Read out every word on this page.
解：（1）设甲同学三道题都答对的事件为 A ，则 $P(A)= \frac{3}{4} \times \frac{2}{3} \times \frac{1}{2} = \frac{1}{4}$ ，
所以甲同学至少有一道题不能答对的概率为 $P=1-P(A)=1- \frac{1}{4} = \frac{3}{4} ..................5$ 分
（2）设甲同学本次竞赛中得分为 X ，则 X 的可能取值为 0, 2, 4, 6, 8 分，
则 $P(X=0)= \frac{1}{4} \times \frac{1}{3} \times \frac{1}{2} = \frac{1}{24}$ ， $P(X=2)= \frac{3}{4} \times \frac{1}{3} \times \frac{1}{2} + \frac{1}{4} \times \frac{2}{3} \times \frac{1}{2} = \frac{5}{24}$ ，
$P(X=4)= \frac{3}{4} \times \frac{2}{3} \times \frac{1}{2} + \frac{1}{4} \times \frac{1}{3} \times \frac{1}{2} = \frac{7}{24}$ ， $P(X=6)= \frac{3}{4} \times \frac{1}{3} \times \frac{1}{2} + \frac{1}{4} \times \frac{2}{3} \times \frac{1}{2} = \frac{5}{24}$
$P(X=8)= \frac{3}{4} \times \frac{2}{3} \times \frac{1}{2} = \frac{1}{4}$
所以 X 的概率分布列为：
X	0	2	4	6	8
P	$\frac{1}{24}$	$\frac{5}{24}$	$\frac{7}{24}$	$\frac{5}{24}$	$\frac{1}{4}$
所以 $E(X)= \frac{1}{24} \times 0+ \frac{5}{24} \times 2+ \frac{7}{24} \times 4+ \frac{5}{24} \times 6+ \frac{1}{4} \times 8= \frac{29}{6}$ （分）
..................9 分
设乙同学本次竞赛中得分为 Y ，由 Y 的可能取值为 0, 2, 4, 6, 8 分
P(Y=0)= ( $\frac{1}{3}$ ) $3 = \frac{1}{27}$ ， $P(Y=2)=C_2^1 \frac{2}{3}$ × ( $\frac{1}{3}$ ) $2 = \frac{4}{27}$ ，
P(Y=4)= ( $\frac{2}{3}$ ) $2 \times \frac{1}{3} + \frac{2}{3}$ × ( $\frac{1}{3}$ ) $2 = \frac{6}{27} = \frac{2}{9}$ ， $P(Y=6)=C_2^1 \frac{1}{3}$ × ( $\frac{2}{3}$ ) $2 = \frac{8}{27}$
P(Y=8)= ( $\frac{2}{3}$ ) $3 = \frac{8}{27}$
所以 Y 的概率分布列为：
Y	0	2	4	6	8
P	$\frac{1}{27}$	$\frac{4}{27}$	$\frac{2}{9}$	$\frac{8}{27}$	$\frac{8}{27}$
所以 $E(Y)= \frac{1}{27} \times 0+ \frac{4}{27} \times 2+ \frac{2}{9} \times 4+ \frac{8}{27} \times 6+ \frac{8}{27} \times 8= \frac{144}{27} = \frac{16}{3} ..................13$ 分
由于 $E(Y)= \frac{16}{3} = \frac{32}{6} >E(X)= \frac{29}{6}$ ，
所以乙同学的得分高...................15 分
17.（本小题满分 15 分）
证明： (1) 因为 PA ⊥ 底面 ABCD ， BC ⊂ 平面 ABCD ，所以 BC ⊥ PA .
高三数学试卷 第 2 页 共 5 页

Exercise brief: Using the data above, copy each line that contains "的可能取值为".

Worked answer:
（2）设甲同学本次竞赛中得分为 X ，则 X 的可能取值为 0, 2, 4, 6, 8 分，
设乙同学本次竞赛中得分为 Y ，由 Y 的可能取值为 0, 2, 4, 6, 8 分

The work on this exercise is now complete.